◆ **Problem description**
Tally the lines that hold the word "ENOB" and reply with that figure only.

◆ **Dataset records**
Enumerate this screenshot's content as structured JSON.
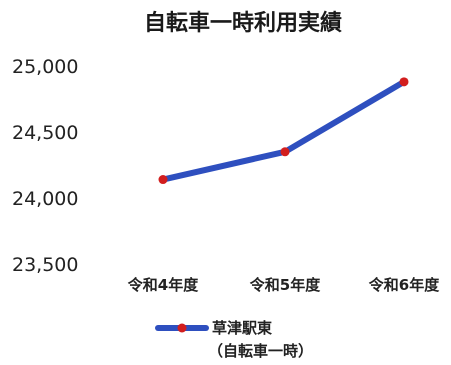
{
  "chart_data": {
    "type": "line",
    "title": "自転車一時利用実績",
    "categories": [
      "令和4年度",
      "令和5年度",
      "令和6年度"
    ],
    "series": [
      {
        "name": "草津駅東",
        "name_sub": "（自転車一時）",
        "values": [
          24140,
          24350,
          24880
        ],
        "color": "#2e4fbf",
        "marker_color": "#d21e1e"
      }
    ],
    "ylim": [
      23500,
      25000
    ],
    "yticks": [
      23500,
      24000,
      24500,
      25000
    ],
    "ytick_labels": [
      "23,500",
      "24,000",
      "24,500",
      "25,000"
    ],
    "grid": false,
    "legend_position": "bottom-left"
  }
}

...

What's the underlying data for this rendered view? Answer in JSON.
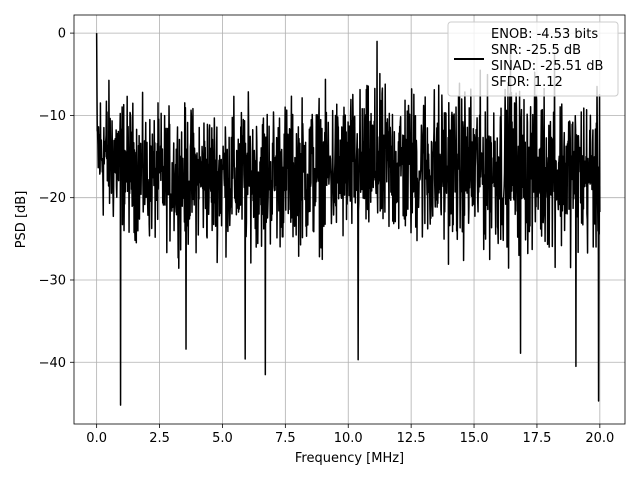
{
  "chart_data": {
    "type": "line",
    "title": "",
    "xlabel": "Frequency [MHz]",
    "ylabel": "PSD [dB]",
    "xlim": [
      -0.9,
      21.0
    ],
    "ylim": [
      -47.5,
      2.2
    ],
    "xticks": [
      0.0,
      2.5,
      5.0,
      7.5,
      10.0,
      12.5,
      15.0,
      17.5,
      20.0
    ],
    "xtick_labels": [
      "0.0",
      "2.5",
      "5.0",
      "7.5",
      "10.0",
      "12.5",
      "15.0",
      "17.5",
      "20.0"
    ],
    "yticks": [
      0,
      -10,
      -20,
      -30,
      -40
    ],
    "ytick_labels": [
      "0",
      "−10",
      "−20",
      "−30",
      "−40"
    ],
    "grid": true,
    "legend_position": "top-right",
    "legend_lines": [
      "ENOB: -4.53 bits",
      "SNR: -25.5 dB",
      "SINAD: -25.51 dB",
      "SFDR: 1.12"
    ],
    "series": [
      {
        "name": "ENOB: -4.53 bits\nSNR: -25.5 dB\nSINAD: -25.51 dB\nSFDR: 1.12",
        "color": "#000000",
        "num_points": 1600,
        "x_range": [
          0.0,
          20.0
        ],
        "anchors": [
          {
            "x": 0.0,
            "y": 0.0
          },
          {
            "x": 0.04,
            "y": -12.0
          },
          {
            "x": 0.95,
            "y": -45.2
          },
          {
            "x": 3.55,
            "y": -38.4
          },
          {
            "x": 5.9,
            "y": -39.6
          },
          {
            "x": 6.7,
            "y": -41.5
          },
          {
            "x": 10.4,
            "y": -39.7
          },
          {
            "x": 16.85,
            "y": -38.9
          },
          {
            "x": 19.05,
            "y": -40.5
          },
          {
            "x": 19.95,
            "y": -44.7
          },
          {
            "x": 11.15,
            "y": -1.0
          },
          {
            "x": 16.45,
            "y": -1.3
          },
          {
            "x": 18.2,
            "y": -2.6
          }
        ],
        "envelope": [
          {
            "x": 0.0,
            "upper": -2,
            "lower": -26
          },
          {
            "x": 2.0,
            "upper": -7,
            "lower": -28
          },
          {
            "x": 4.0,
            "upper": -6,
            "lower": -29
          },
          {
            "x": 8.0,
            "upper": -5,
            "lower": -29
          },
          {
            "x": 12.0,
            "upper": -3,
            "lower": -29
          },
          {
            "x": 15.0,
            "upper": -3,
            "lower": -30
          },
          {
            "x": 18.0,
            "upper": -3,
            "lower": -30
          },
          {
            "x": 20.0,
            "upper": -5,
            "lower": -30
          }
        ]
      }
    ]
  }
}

◆ **Complete response**
2